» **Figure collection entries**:
^^^^^^^^

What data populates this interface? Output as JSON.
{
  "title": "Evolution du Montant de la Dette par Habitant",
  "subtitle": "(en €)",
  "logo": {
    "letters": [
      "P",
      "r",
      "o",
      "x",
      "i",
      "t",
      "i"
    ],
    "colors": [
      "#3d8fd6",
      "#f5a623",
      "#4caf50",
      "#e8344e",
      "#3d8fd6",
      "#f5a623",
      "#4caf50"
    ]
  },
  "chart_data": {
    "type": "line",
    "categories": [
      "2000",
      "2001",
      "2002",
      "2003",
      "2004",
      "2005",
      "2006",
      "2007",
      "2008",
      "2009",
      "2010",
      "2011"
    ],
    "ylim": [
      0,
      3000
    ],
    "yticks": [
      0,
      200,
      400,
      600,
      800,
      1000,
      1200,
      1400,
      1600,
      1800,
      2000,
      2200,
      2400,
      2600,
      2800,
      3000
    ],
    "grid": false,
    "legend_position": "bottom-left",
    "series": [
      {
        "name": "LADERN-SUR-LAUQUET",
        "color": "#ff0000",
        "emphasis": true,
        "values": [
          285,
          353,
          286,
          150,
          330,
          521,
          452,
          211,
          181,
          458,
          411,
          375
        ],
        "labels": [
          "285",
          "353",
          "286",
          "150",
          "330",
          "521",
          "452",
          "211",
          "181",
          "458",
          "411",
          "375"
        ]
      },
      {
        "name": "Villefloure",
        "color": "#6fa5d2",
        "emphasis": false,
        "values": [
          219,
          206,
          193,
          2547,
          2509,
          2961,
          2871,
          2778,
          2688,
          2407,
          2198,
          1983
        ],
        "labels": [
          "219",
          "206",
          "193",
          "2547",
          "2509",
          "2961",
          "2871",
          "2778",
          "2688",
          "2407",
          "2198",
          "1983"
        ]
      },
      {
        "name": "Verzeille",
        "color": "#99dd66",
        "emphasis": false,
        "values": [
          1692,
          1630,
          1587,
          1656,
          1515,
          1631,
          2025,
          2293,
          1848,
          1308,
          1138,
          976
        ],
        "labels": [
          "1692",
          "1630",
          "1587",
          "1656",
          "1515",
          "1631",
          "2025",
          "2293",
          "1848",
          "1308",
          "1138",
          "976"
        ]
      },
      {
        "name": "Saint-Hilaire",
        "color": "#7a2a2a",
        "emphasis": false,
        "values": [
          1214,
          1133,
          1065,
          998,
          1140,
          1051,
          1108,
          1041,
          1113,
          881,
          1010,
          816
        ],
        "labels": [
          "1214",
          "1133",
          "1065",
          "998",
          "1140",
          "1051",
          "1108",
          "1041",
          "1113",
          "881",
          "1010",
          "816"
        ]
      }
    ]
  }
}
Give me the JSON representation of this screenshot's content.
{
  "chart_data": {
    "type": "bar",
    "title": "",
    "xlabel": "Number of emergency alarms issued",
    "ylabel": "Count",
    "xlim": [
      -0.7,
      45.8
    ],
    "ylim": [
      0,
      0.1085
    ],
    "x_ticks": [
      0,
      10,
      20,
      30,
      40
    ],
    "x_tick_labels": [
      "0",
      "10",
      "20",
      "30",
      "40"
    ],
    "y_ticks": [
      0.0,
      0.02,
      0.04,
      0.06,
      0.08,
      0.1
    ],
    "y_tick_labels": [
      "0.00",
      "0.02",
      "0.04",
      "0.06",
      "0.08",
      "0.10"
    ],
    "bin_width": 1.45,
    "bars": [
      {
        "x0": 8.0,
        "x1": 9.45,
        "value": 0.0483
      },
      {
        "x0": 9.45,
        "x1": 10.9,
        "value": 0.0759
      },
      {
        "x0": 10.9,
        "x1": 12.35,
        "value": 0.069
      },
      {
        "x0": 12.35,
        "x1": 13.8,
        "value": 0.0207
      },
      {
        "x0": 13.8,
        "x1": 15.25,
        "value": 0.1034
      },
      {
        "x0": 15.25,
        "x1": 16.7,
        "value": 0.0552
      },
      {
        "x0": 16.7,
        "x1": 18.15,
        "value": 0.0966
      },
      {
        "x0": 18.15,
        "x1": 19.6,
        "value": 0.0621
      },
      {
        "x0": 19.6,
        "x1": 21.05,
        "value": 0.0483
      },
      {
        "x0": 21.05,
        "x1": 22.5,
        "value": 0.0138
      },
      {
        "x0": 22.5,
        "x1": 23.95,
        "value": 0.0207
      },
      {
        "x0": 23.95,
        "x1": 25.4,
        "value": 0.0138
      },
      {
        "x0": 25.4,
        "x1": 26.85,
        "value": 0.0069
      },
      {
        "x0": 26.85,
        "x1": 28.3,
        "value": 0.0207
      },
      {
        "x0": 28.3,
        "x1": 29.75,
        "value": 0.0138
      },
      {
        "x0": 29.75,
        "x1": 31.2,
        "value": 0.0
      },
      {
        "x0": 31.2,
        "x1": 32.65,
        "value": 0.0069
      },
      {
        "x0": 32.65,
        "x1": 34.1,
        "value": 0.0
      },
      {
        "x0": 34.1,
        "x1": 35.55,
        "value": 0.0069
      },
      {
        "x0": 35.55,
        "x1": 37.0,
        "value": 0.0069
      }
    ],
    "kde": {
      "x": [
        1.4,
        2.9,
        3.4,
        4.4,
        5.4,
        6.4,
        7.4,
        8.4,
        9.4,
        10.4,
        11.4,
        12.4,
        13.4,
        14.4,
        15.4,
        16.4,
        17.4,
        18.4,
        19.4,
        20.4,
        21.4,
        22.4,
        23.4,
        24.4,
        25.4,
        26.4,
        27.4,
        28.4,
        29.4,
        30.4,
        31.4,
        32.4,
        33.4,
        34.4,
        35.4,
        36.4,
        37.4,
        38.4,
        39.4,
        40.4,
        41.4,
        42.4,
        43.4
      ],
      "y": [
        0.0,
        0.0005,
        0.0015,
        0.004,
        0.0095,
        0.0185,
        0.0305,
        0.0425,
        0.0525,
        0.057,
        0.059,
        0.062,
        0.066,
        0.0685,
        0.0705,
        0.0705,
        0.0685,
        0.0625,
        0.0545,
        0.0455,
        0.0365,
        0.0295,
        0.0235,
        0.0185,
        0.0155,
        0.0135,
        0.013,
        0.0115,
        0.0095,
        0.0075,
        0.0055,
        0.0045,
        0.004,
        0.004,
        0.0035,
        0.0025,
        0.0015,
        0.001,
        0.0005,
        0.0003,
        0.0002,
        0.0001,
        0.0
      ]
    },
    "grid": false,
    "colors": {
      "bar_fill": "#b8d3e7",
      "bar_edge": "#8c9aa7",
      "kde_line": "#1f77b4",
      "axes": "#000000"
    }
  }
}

^^^^^^^^

Repeat the data verbatim.

What data populates this interface? Output as JSON.
{
  "title": "Evolution du Montant de la Dette par Habitant",
  "subtitle": "(en €)",
  "logo": {
    "letters": [
      "P",
      "r",
      "o",
      "x",
      "i",
      "t",
      "i"
    ],
    "colors": [
      "#3d8fd6",
      "#f5a623",
      "#4caf50",
      "#e8344e",
      "#3d8fd6",
      "#f5a623",
      "#4caf50"
    ]
  },
  "chart_data": {
    "type": "line",
    "categories": [
      "2000",
      "2001",
      "2002",
      "2003",
      "2004",
      "2005",
      "2006",
      "2007",
      "2008",
      "2009",
      "2010",
      "2011"
    ],
    "ylim": [
      0,
      3000
    ],
    "yticks": [
      0,
      200,
      400,
      600,
      800,
      1000,
      1200,
      1400,
      1600,
      1800,
      2000,
      2200,
      2400,
      2600,
      2800,
      3000
    ],
    "grid": false,
    "legend_position": "bottom-left",
    "series": [
      {
        "name": "LADERN-SUR-LAUQUET",
        "color": "#ff0000",
        "emphasis": true,
        "values": [
          285,
          353,
          286,
          150,
          330,
          521,
          452,
          211,
          181,
          458,
          411,
          375
        ],
        "labels": [
          "285",
          "353",
          "286",
          "150",
          "330",
          "521",
          "452",
          "211",
          "181",
          "458",
          "411",
          "375"
        ]
      },
      {
        "name": "Villefloure",
        "color": "#6fa5d2",
        "emphasis": false,
        "values": [
          219,
          206,
          193,
          2547,
          2509,
          2961,
          2871,
          2778,
          2688,
          2407,
          2198,
          1983
        ],
        "labels": [
          "219",
          "206",
          "193",
          "2547",
          "2509",
          "2961",
          "2871",
          "2778",
          "2688",
          "2407",
          "2198",
          "1983"
        ]
      },
      {
        "name": "Verzeille",
        "color": "#99dd66",
        "emphasis": false,
        "values": [
          1692,
          1630,
          1587,
          1656,
          1515,
          1631,
          2025,
          2293,
          1848,
          1308,
          1138,
          976
        ],
        "labels": [
          "1692",
          "1630",
          "1587",
          "1656",
          "1515",
          "1631",
          "2025",
          "2293",
          "1848",
          "1308",
          "1138",
          "976"
        ]
      },
      {
        "name": "Saint-Hilaire",
        "color": "#7a2a2a",
        "emphasis": false,
        "values": [
          1214,
          1133,
          1065,
          998,
          1140,
          1051,
          1108,
          1041,
          1113,
          881,
          1010,
          816
        ],
        "labels": [
          "1214",
          "1133",
          "1065",
          "998",
          "1140",
          "1051",
          "1108",
          "1041",
          "1113",
          "881",
          "1010",
          "816"
        ]
      }
    ]
  }
}
Give me the JSON representation of this screenshot's content.
{
  "chart_data": {
    "type": "bar",
    "title": "",
    "xlabel": "Number of emergency alarms issued",
    "ylabel": "Count",
    "xlim": [
      -0.7,
      45.8
    ],
    "ylim": [
      0,
      0.1085
    ],
    "x_ticks": [
      0,
      10,
      20,
      30,
      40
    ],
    "x_tick_labels": [
      "0",
      "10",
      "20",
      "30",
      "40"
    ],
    "y_ticks": [
      0.0,
      0.02,
      0.04,
      0.06,
      0.08,
      0.1
    ],
    "y_tick_labels": [
      "0.00",
      "0.02",
      "0.04",
      "0.06",
      "0.08",
      "0.10"
    ],
    "bin_width": 1.45,
    "bars": [
      {
        "x0": 8.0,
        "x1": 9.45,
        "value": 0.0483
      },
      {
        "x0": 9.45,
        "x1": 10.9,
        "value": 0.0759
      },
      {
        "x0": 10.9,
        "x1": 12.35,
        "value": 0.069
      },
      {
        "x0": 12.35,
        "x1": 13.8,
        "value": 0.0207
      },
      {
        "x0": 13.8,
        "x1": 15.25,
        "value": 0.1034
      },
      {
        "x0": 15.25,
        "x1": 16.7,
        "value": 0.0552
      },
      {
        "x0": 16.7,
        "x1": 18.15,
        "value": 0.0966
      },
      {
        "x0": 18.15,
        "x1": 19.6,
        "value": 0.0621
      },
      {
        "x0": 19.6,
        "x1": 21.05,
        "value": 0.0483
      },
      {
        "x0": 21.05,
        "x1": 22.5,
        "value": 0.0138
      },
      {
        "x0": 22.5,
        "x1": 23.95,
        "value": 0.0207
      },
      {
        "x0": 23.95,
        "x1": 25.4,
        "value": 0.0138
      },
      {
        "x0": 25.4,
        "x1": 26.85,
        "value": 0.0069
      },
      {
        "x0": 26.85,
        "x1": 28.3,
        "value": 0.0207
      },
      {
        "x0": 28.3,
        "x1": 29.75,
        "value": 0.0138
      },
      {
        "x0": 29.75,
        "x1": 31.2,
        "value": 0.0
      },
      {
        "x0": 31.2,
        "x1": 32.65,
        "value": 0.0069
      },
      {
        "x0": 32.65,
        "x1": 34.1,
        "value": 0.0
      },
      {
        "x0": 34.1,
        "x1": 35.55,
        "value": 0.0069
      },
      {
        "x0": 35.55,
        "x1": 37.0,
        "value": 0.0069
      }
    ],
    "kde": {
      "x": [
        1.4,
        2.9,
        3.4,
        4.4,
        5.4,
        6.4,
        7.4,
        8.4,
        9.4,
        10.4,
        11.4,
        12.4,
        13.4,
        14.4,
        15.4,
        16.4,
        17.4,
        18.4,
        19.4,
        20.4,
        21.4,
        22.4,
        23.4,
        24.4,
        25.4,
        26.4,
        27.4,
        28.4,
        29.4,
        30.4,
        31.4,
        32.4,
        33.4,
        34.4,
        35.4,
        36.4,
        37.4,
        38.4,
        39.4,
        40.4,
        41.4,
        42.4,
        43.4
      ],
      "y": [
        0.0,
        0.0005,
        0.0015,
        0.004,
        0.0095,
        0.0185,
        0.0305,
        0.0425,
        0.0525,
        0.057,
        0.059,
        0.062,
        0.066,
        0.0685,
        0.0705,
        0.0705,
        0.0685,
        0.0625,
        0.0545,
        0.0455,
        0.0365,
        0.0295,
        0.0235,
        0.0185,
        0.0155,
        0.0135,
        0.013,
        0.0115,
        0.0095,
        0.0075,
        0.0055,
        0.0045,
        0.004,
        0.004,
        0.0035,
        0.0025,
        0.0015,
        0.001,
        0.0005,
        0.0003,
        0.0002,
        0.0001,
        0.0
      ]
    },
    "grid": false,
    "colors": {
      "bar_fill": "#b8d3e7",
      "bar_edge": "#8c9aa7",
      "kde_line": "#1f77b4",
      "axes": "#000000"
    }
  }
}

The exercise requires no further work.